(Dataset items)
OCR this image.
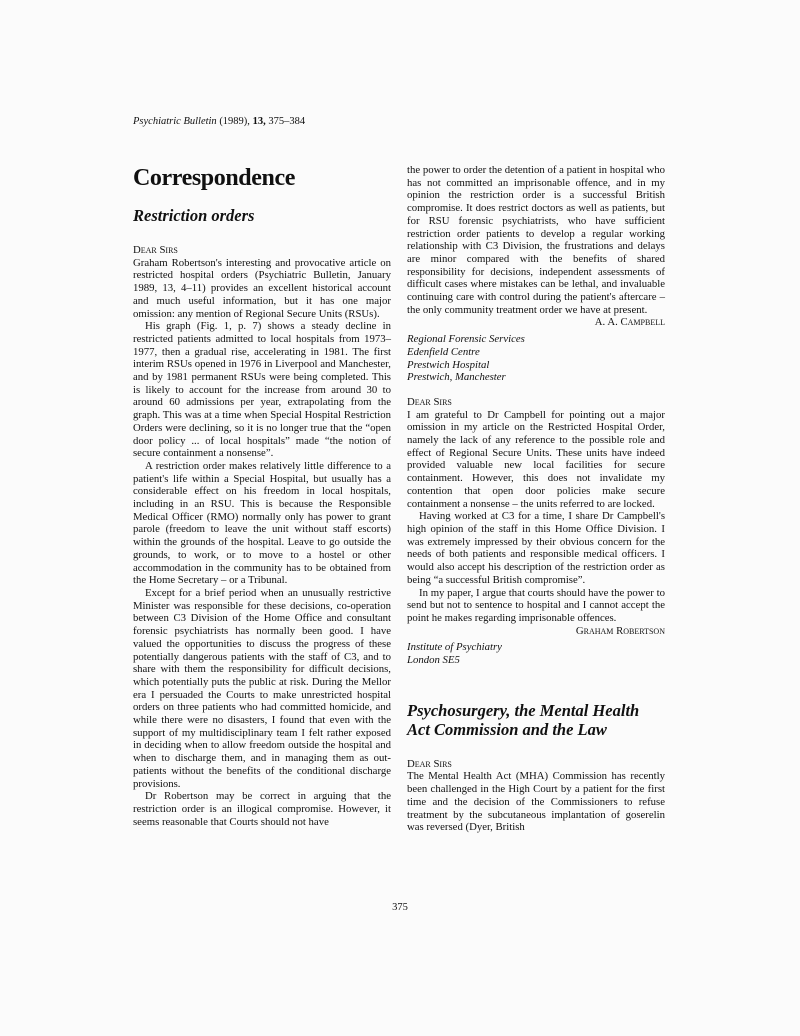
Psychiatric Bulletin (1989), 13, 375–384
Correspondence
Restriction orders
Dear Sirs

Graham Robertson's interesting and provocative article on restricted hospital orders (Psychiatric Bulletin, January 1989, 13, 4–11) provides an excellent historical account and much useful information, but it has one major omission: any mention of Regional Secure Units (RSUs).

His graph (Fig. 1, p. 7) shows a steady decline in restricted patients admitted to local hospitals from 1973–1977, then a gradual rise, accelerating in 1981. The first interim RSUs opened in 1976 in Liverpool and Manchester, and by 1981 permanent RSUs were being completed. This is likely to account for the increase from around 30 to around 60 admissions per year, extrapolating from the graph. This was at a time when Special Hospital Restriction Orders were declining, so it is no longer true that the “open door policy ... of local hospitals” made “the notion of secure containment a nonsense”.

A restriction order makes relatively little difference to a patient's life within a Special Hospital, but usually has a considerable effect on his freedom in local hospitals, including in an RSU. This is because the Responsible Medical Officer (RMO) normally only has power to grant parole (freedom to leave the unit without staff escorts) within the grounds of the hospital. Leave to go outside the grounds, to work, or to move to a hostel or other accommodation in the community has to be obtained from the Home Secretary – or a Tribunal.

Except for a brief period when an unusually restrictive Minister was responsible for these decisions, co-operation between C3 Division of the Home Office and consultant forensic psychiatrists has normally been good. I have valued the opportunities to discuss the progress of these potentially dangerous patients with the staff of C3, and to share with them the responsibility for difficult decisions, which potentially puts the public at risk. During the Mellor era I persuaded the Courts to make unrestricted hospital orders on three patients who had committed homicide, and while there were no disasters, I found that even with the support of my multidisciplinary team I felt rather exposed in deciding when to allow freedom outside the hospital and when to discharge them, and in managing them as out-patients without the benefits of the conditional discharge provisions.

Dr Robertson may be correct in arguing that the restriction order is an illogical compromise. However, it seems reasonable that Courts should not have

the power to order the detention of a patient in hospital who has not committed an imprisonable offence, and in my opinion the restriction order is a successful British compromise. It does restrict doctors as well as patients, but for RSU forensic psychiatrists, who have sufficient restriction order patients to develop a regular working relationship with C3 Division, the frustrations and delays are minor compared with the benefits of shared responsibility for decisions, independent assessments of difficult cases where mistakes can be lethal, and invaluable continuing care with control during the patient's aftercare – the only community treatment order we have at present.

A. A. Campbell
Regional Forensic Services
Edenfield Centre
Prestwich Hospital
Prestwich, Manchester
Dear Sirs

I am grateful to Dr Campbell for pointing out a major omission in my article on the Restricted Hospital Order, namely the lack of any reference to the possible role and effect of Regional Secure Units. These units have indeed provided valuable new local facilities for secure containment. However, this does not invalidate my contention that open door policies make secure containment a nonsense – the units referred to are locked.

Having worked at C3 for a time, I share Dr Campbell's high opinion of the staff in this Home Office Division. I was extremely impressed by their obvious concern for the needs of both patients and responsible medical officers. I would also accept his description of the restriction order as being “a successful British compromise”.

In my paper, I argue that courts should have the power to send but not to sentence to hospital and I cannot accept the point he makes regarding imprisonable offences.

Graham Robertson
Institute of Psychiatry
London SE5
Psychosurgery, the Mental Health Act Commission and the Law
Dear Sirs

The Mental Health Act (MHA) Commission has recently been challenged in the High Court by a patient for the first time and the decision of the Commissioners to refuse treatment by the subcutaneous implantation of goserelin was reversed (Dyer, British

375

Problem to work on: Every line above with the string "time" in it needs to be copied.

Response to the exercise:
His graph (Fig. 1, p. 7) shows a steady decline in restricted patients admitted to local hospitals from 1973–1977, then a gradual rise, accelerating in 1981. The first interim RSUs opened in 1976 in Liverpool and Manchester, and by 1981 permanent RSUs were being completed. This is likely to account for the increase from around 30 to around 60 admissions per year, extrapolating from the graph. This was at a time when Special Hospital Restriction Orders were declining, so it is no longer true that the “open door policy ... of local hospitals” made “the notion of secure containment a nonsense”.
Having worked at C3 for a time, I share Dr Campbell's high opinion of the staff in this Home Office Division. I was extremely impressed by their obvious concern for the needs of both patients and responsible medical officers. I would also accept his description of the restriction order as being “a successful British compromise”.
The Mental Health Act (MHA) Commission has recently been challenged in the High Court by a patient for the first time and the decision of the Commissioners to refuse treatment by the subcutaneous implantation of goserelin was reversed (Dyer, British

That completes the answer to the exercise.